> **TASK REQUIREMENTS**
Pull every line containing "Mugs" out of the material below.

(A run of records)
********
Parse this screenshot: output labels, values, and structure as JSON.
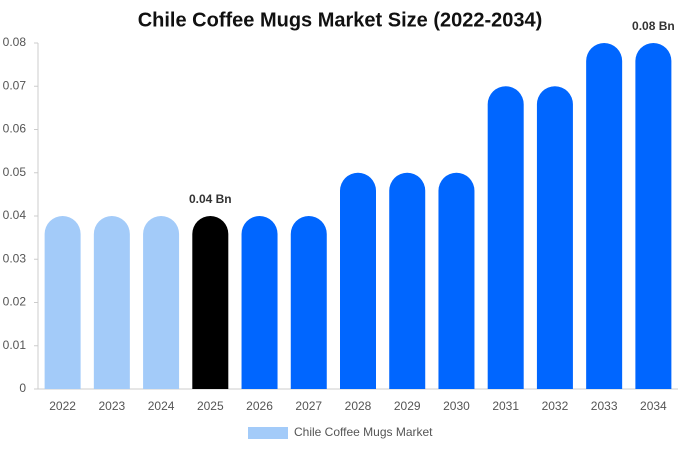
{
  "chart_data": {
    "type": "bar",
    "title": "Chile Coffee Mugs Market Size (2022-2034)",
    "categories": [
      "2022",
      "2023",
      "2024",
      "2025",
      "2026",
      "2027",
      "2028",
      "2029",
      "2030",
      "2031",
      "2032",
      "2033",
      "2034"
    ],
    "series": [
      {
        "name": "Chile Coffee Mugs Market",
        "color": "#a3cbf9",
        "colors": [
          "#a3cbf9",
          "#a3cbf9",
          "#a3cbf9",
          "#000000",
          "#0066ff",
          "#0066ff",
          "#0066ff",
          "#0066ff",
          "#0066ff",
          "#0066ff",
          "#0066ff",
          "#0066ff",
          "#0066ff"
        ],
        "values": [
          0.04,
          0.04,
          0.04,
          0.04,
          0.04,
          0.04,
          0.05,
          0.05,
          0.05,
          0.07,
          0.07,
          0.08,
          0.08
        ],
        "value_labels": [
          null,
          null,
          null,
          "0.04 Bn",
          null,
          null,
          null,
          null,
          null,
          null,
          null,
          null,
          "0.08 Bn"
        ]
      }
    ],
    "ylim": [
      0,
      0.08
    ],
    "yticks": [
      0,
      0.01,
      0.02,
      0.03,
      0.04,
      0.05,
      0.06,
      0.07,
      0.08
    ],
    "grid": false
  }
}
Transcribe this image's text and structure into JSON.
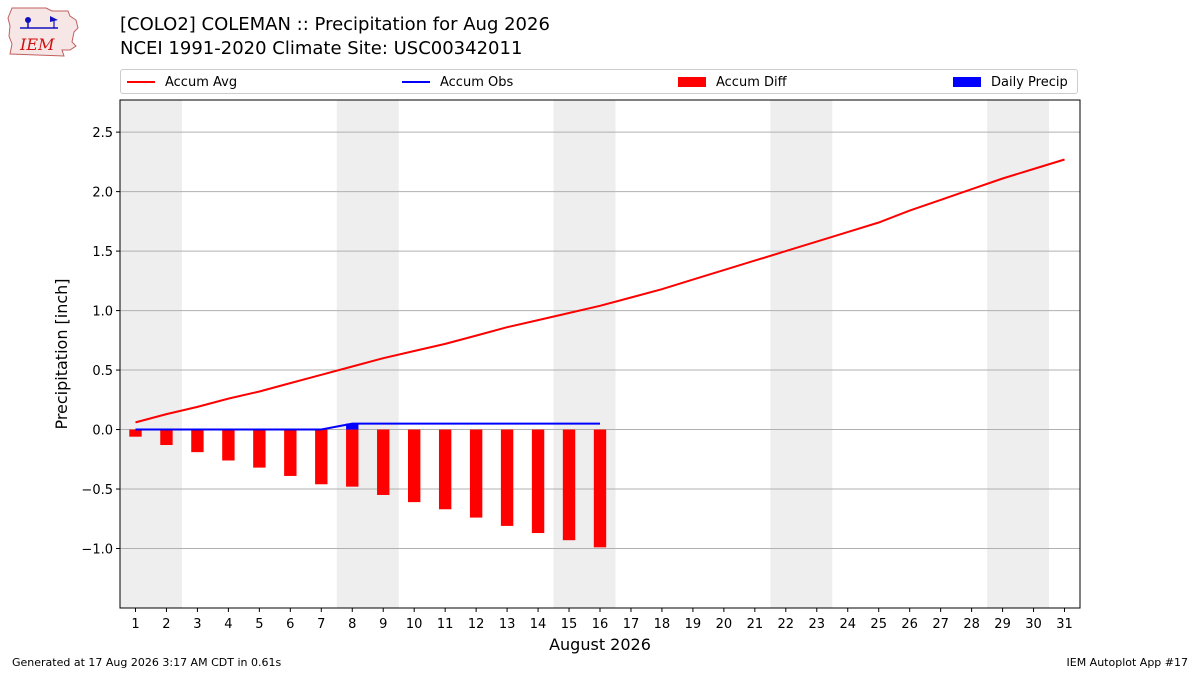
{
  "logo": {
    "text": "IEM"
  },
  "header": {
    "title_line1": "[COLO2] COLEMAN :: Precipitation for Aug 2026",
    "title_line2": "NCEI 1991-2020 Climate Site: USC00342011"
  },
  "legend": [
    {
      "label": "Accum Avg",
      "kind": "line",
      "color": "#ff0000"
    },
    {
      "label": "Accum Obs",
      "kind": "line",
      "color": "#0000ff"
    },
    {
      "label": "Accum Diff",
      "kind": "patch",
      "color": "#ff0000"
    },
    {
      "label": "Daily Precip",
      "kind": "patch",
      "color": "#0000ff"
    }
  ],
  "chart_data": {
    "type": "bar",
    "title": "[COLO2] COLEMAN :: Precipitation for Aug 2026",
    "xlabel": "August 2026",
    "ylabel": "Precipitation [inch]",
    "ylim": [
      -1.5,
      2.77
    ],
    "yticks": [
      -1.0,
      -0.5,
      0.0,
      0.5,
      1.0,
      1.5,
      2.0,
      2.5
    ],
    "ytick_labels": [
      "−1.0",
      "−0.5",
      "0.0",
      "0.5",
      "1.0",
      "1.5",
      "2.0",
      "2.5"
    ],
    "x": [
      1,
      2,
      3,
      4,
      5,
      6,
      7,
      8,
      9,
      10,
      11,
      12,
      13,
      14,
      15,
      16,
      17,
      18,
      19,
      20,
      21,
      22,
      23,
      24,
      25,
      26,
      27,
      28,
      29,
      30,
      31
    ],
    "grid": true,
    "legend_position": "top",
    "weekend_shading_days": [
      [
        1,
        2
      ],
      [
        8,
        9
      ],
      [
        15,
        16
      ],
      [
        22,
        23
      ],
      [
        29,
        30
      ]
    ],
    "series": [
      {
        "name": "Accum Avg",
        "type": "line",
        "color": "#ff0000",
        "x": [
          1,
          2,
          3,
          4,
          5,
          6,
          7,
          8,
          9,
          10,
          11,
          12,
          13,
          14,
          15,
          16,
          17,
          18,
          19,
          20,
          21,
          22,
          23,
          24,
          25,
          26,
          27,
          28,
          29,
          30,
          31
        ],
        "values": [
          0.06,
          0.13,
          0.19,
          0.26,
          0.32,
          0.39,
          0.46,
          0.53,
          0.6,
          0.66,
          0.72,
          0.79,
          0.86,
          0.92,
          0.98,
          1.04,
          1.11,
          1.18,
          1.26,
          1.34,
          1.42,
          1.5,
          1.58,
          1.66,
          1.74,
          1.84,
          1.93,
          2.02,
          2.11,
          2.19,
          2.27
        ]
      },
      {
        "name": "Accum Obs",
        "type": "line",
        "color": "#0000ff",
        "x": [
          1,
          2,
          3,
          4,
          5,
          6,
          7,
          8,
          9,
          10,
          11,
          12,
          13,
          14,
          15,
          16
        ],
        "values": [
          0.0,
          0.0,
          0.0,
          0.0,
          0.0,
          0.0,
          0.0,
          0.05,
          0.05,
          0.05,
          0.05,
          0.05,
          0.05,
          0.05,
          0.05,
          0.05
        ]
      },
      {
        "name": "Accum Diff",
        "type": "bar",
        "color": "#ff0000",
        "x": [
          1,
          2,
          3,
          4,
          5,
          6,
          7,
          8,
          9,
          10,
          11,
          12,
          13,
          14,
          15,
          16
        ],
        "values": [
          -0.06,
          -0.13,
          -0.19,
          -0.26,
          -0.32,
          -0.39,
          -0.46,
          -0.48,
          -0.55,
          -0.61,
          -0.67,
          -0.74,
          -0.81,
          -0.87,
          -0.93,
          -0.99
        ]
      },
      {
        "name": "Daily Precip",
        "type": "bar",
        "color": "#0000ff",
        "x": [
          8
        ],
        "values": [
          0.05
        ]
      }
    ]
  },
  "footer": {
    "generated": "Generated at 17 Aug 2026 3:17 AM CDT in 0.61s",
    "app": "IEM Autoplot App #17"
  }
}
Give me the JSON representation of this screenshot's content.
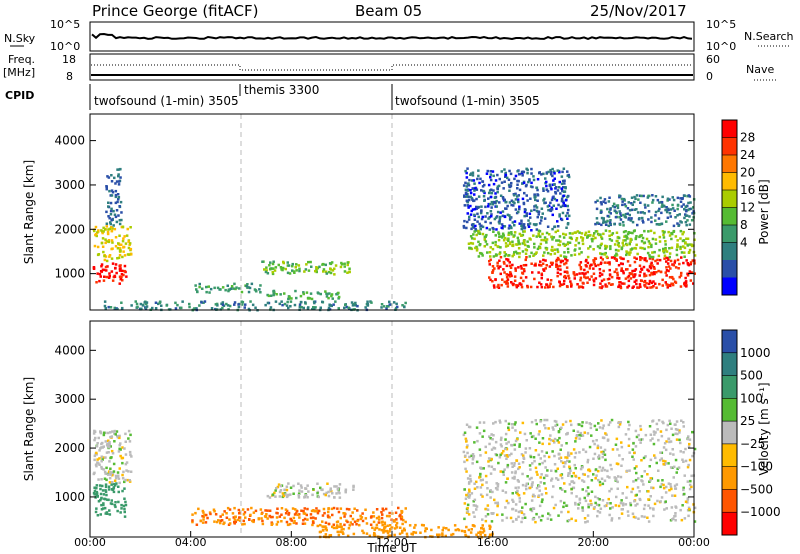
{
  "header": {
    "title": "Prince George (fitACF)",
    "beam": "Beam 05",
    "date": "25/Nov/2017"
  },
  "top_panels": {
    "nsky_label": "N.Sky",
    "nsky_ticks": [
      "10^5",
      "10^0"
    ],
    "nsearch_label": "N.Search",
    "nsearch_ticks": [
      "10^5",
      "10^0"
    ],
    "freq_label": "Freq.",
    "freq_unit": "[MHz]",
    "freq_ticks": [
      "18",
      "8"
    ],
    "nave_label": "Nave",
    "nave_ticks": [
      "60",
      "0"
    ],
    "cpid_label": "CPID",
    "cpid_segments": [
      {
        "label": "twofsound (1-min) 3505",
        "start_h": 0,
        "end_h": 6
      },
      {
        "label": "themis 3300",
        "start_h": 6,
        "end_h": 12
      },
      {
        "label": "twofsound (1-min) 3505",
        "start_h": 12,
        "end_h": 24
      }
    ]
  },
  "power_colorbar": {
    "label": "Power [dB]",
    "ticks": [
      "28",
      "24",
      "20",
      "16",
      "12",
      "8",
      "4"
    ],
    "colors": [
      "#ff0000",
      "#ff3300",
      "#ff7700",
      "#ffbb00",
      "#aacc00",
      "#55bb33",
      "#3a9a6a",
      "#2f7f7f",
      "#2a4fa8",
      "#0000ff"
    ]
  },
  "velocity_colorbar": {
    "label": "Velocity [m s⁻¹]",
    "ticks": [
      "1000",
      "500",
      "100",
      "25",
      "−25",
      "−100",
      "−500",
      "−1000"
    ],
    "colors": [
      "#2a4fa8",
      "#2f7f7f",
      "#3a9a6a",
      "#55bb33",
      "#bbbbbb",
      "#ffbb00",
      "#ff9900",
      "#ff5500",
      "#ff0000"
    ]
  },
  "chart_data": [
    {
      "type": "heatmap",
      "name": "power",
      "ylabel": "Slant Range [km]",
      "yticks": [
        "4000",
        "3000",
        "2000",
        "1000"
      ],
      "ylim": [
        180,
        4600
      ],
      "xlim": [
        0,
        24
      ],
      "regions": [
        {
          "t0": 0.1,
          "t1": 1.4,
          "r0": 800,
          "r1": 1300,
          "level": 28
        },
        {
          "t0": 0.1,
          "t1": 1.6,
          "r0": 1300,
          "r1": 2100,
          "level": 18
        },
        {
          "t0": 0.6,
          "t1": 1.2,
          "r0": 2100,
          "r1": 3400,
          "level": 6
        },
        {
          "t0": 6.8,
          "t1": 10.5,
          "r0": 1000,
          "r1": 1300,
          "level": 14
        },
        {
          "t0": 4.0,
          "t1": 6.8,
          "r0": 600,
          "r1": 800,
          "level": 10
        },
        {
          "t0": 7.0,
          "t1": 10.0,
          "r0": 450,
          "r1": 650,
          "level": 12
        },
        {
          "t0": 0.5,
          "t1": 12.5,
          "r0": 200,
          "r1": 400,
          "level": 8
        },
        {
          "t0": 15.8,
          "t1": 24.0,
          "r0": 700,
          "r1": 1400,
          "level": 27
        },
        {
          "t0": 15.0,
          "t1": 24.0,
          "r0": 1400,
          "r1": 2000,
          "level": 15
        },
        {
          "t0": 14.8,
          "t1": 19.0,
          "r0": 2000,
          "r1": 3400,
          "level": 5
        },
        {
          "t0": 20.0,
          "t1": 24.0,
          "r0": 2100,
          "r1": 2800,
          "level": 7
        }
      ]
    },
    {
      "type": "heatmap",
      "name": "velocity",
      "ylabel": "Slant Range [km]",
      "yticks": [
        "4000",
        "3000",
        "2000",
        "1000"
      ],
      "ylim": [
        180,
        4600
      ],
      "xlim": [
        0,
        24
      ],
      "xlabel": "Time UT",
      "xticks": [
        "00:00",
        "04:00",
        "08:00",
        "12:00",
        "16:00",
        "20:00",
        "00:00"
      ],
      "regions": [
        {
          "t0": 0.1,
          "t1": 1.4,
          "r0": 600,
          "r1": 1300,
          "value": 150
        },
        {
          "t0": 0.1,
          "t1": 1.6,
          "r0": 1300,
          "r1": 2400,
          "value": 0
        },
        {
          "t0": 7.0,
          "t1": 10.5,
          "r0": 1000,
          "r1": 1300,
          "value": 0
        },
        {
          "t0": 4.0,
          "t1": 12.5,
          "r0": 450,
          "r1": 800,
          "value": -300
        },
        {
          "t0": 9.0,
          "t1": 16.0,
          "r0": 200,
          "r1": 450,
          "value": -150
        },
        {
          "t0": 14.8,
          "t1": 24.0,
          "r0": 500,
          "r1": 2600,
          "value": 0
        }
      ]
    }
  ]
}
********
> **SOLUTION**
    "title": "Chile Coffee Mugs Market Size (2022-2034)",
        "name": "Chile Coffee Mugs Market",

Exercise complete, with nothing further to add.